_DIRECTION_. Output every line below without omitting or altering anything.
**** DATA LINES
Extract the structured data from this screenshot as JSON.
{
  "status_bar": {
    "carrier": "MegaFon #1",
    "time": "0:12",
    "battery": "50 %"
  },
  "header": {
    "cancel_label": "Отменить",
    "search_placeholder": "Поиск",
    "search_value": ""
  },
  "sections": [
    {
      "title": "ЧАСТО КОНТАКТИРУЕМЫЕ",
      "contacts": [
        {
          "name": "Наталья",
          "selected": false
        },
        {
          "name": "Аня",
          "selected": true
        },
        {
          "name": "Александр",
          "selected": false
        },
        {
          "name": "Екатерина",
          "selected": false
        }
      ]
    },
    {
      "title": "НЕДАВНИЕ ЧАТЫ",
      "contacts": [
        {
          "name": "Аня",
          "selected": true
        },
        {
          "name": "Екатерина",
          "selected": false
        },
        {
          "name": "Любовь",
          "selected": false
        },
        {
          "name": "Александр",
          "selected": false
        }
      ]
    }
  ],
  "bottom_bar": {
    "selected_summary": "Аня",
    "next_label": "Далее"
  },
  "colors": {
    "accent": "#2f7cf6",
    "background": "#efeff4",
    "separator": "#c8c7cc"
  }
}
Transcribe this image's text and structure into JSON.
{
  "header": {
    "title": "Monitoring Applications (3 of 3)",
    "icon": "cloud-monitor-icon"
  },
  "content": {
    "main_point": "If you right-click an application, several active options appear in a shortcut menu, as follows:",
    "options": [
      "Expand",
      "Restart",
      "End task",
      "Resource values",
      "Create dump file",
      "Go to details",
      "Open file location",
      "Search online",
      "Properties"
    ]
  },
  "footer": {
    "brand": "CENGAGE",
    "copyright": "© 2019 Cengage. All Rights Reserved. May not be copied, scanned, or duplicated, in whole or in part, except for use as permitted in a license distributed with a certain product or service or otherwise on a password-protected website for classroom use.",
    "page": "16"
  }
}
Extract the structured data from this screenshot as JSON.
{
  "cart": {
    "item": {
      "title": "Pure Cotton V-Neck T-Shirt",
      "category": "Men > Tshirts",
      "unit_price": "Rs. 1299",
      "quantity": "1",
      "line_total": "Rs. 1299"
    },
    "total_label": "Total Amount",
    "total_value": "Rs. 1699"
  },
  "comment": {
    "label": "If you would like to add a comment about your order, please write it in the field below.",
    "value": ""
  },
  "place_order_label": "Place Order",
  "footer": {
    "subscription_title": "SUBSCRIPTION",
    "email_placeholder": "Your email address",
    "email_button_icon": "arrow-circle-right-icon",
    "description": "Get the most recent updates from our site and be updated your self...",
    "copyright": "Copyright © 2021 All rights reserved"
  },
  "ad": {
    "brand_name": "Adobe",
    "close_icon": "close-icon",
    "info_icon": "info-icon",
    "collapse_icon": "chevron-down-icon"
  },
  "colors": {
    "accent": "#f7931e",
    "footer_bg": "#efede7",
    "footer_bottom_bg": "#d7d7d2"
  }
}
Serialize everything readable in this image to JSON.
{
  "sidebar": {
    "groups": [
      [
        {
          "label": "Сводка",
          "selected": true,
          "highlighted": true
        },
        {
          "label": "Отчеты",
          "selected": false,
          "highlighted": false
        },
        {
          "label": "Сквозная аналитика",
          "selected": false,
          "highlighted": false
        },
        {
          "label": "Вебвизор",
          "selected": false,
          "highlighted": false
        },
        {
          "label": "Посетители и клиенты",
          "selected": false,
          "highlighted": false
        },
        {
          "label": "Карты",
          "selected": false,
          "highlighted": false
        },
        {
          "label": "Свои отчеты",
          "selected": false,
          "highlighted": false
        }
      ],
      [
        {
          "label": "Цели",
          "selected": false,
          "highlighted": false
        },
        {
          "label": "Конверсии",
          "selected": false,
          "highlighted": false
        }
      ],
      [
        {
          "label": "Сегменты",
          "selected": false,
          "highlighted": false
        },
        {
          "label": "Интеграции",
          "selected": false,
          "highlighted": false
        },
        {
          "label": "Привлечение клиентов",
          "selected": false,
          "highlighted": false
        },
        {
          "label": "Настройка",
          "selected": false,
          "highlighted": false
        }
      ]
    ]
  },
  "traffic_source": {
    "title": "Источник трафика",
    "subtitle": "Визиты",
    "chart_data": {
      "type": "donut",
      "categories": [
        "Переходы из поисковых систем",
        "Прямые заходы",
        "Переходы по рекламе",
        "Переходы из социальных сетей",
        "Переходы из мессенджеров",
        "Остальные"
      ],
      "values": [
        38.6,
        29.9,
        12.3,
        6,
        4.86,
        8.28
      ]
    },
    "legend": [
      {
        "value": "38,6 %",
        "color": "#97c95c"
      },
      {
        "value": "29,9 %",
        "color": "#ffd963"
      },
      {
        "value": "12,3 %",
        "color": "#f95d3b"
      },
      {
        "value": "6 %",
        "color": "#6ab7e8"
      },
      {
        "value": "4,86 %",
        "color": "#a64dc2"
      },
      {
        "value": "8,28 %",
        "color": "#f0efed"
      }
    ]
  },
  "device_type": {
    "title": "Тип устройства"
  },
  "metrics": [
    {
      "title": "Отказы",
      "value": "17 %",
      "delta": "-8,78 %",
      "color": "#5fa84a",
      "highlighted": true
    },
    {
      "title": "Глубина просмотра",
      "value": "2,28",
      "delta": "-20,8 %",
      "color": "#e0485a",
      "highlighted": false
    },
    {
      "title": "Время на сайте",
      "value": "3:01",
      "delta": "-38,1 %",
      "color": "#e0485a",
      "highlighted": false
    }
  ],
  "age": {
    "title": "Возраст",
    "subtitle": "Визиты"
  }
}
********
_PROBLEM SOLUTION_.
Extract the structured data from this screenshot as JSON.
{
  "status_bar": {
    "carrier": "MegaFon #1",
    "time": "0:12",
    "battery": "50 %"
  },
  "header": {
    "cancel_label": "Отменить",
    "search_placeholder": "Поиск",
    "search_value": ""
  },
  "sections": [
    {
      "title": "ЧАСТО КОНТАКТИРУЕМЫЕ",
      "contacts": [
        {
          "name": "Наталья",
          "selected": false
        },
        {
          "name": "Аня",
          "selected": true
        },
        {
          "name": "Александр",
          "selected": false
        },
        {
          "name": "Екатерина",
          "selected": false
        }
      ]
    },
    {
      "title": "НЕДАВНИЕ ЧАТЫ",
      "contacts": [
        {
          "name": "Аня",
          "selected": true
        },
        {
          "name": "Екатерина",
          "selected": false
        },
        {
          "name": "Любовь",
          "selected": false
        },
        {
          "name": "Александр",
          "selected": false
        }
      ]
    }
  ],
  "bottom_bar": {
    "selected_summary": "Аня",
    "next_label": "Далее"
  },
  "colors": {
    "accent": "#2f7cf6",
    "background": "#efeff4",
    "separator": "#c8c7cc"
  }
}
Transcribe this image's text and structure into JSON.
{
  "header": {
    "title": "Monitoring Applications (3 of 3)",
    "icon": "cloud-monitor-icon"
  },
  "content": {
    "main_point": "If you right-click an application, several active options appear in a shortcut menu, as follows:",
    "options": [
      "Expand",
      "Restart",
      "End task",
      "Resource values",
      "Create dump file",
      "Go to details",
      "Open file location",
      "Search online",
      "Properties"
    ]
  },
  "footer": {
    "brand": "CENGAGE",
    "copyright": "© 2019 Cengage. All Rights Reserved. May not be copied, scanned, or duplicated, in whole or in part, except for use as permitted in a license distributed with a certain product or service or otherwise on a password-protected website for classroom use.",
    "page": "16"
  }
}
Extract the structured data from this screenshot as JSON.
{
  "cart": {
    "item": {
      "title": "Pure Cotton V-Neck T-Shirt",
      "category": "Men > Tshirts",
      "unit_price": "Rs. 1299",
      "quantity": "1",
      "line_total": "Rs. 1299"
    },
    "total_label": "Total Amount",
    "total_value": "Rs. 1699"
  },
  "comment": {
    "label": "If you would like to add a comment about your order, please write it in the field below.",
    "value": ""
  },
  "place_order_label": "Place Order",
  "footer": {
    "subscription_title": "SUBSCRIPTION",
    "email_placeholder": "Your email address",
    "email_button_icon": "arrow-circle-right-icon",
    "description": "Get the most recent updates from our site and be updated your self...",
    "copyright": "Copyright © 2021 All rights reserved"
  },
  "ad": {
    "brand_name": "Adobe",
    "close_icon": "close-icon",
    "info_icon": "info-icon",
    "collapse_icon": "chevron-down-icon"
  },
  "colors": {
    "accent": "#f7931e",
    "footer_bg": "#efede7",
    "footer_bottom_bg": "#d7d7d2"
  }
}
Serialize everything readable in this image to JSON.
{
  "sidebar": {
    "groups": [
      [
        {
          "label": "Сводка",
          "selected": true,
          "highlighted": true
        },
        {
          "label": "Отчеты",
          "selected": false,
          "highlighted": false
        },
        {
          "label": "Сквозная аналитика",
          "selected": false,
          "highlighted": false
        },
        {
          "label": "Вебвизор",
          "selected": false,
          "highlighted": false
        },
        {
          "label": "Посетители и клиенты",
          "selected": false,
          "highlighted": false
        },
        {
          "label": "Карты",
          "selected": false,
          "highlighted": false
        },
        {
          "label": "Свои отчеты",
          "selected": false,
          "highlighted": false
        }
      ],
      [
        {
          "label": "Цели",
          "selected": false,
          "highlighted": false
        },
        {
          "label": "Конверсии",
          "selected": false,
          "highlighted": false
        }
      ],
      [
        {
          "label": "Сегменты",
          "selected": false,
          "highlighted": false
        },
        {
          "label": "Интеграции",
          "selected": false,
          "highlighted": false
        },
        {
          "label": "Привлечение клиентов",
          "selected": false,
          "highlighted": false
        },
        {
          "label": "Настройка",
          "selected": false,
          "highlighted": false
        }
      ]
    ]
  },
  "traffic_source": {
    "title": "Источник трафика",
    "subtitle": "Визиты",
    "chart_data": {
      "type": "donut",
      "categories": [
        "Переходы из поисковых систем",
        "Прямые заходы",
        "Переходы по рекламе",
        "Переходы из социальных сетей",
        "Переходы из мессенджеров",
        "Остальные"
      ],
      "values": [
        38.6,
        29.9,
        12.3,
        6,
        4.86,
        8.28
      ]
    },
    "legend": [
      {
        "value": "38,6 %",
        "color": "#97c95c"
      },
      {
        "value": "29,9 %",
        "color": "#ffd963"
      },
      {
        "value": "12,3 %",
        "color": "#f95d3b"
      },
      {
        "value": "6 %",
        "color": "#6ab7e8"
      },
      {
        "value": "4,86 %",
        "color": "#a64dc2"
      },
      {
        "value": "8,28 %",
        "color": "#f0efed"
      }
    ]
  },
  "device_type": {
    "title": "Тип устройства"
  },
  "metrics": [
    {
      "title": "Отказы",
      "value": "17 %",
      "delta": "-8,78 %",
      "color": "#5fa84a",
      "highlighted": true
    },
    {
      "title": "Глубина просмотра",
      "value": "2,28",
      "delta": "-20,8 %",
      "color": "#e0485a",
      "highlighted": false
    },
    {
      "title": "Время на сайте",
      "value": "3:01",
      "delta": "-38,1 %",
      "color": "#e0485a",
      "highlighted": false
    }
  ],
  "age": {
    "title": "Возраст",
    "subtitle": "Визиты"
  }
}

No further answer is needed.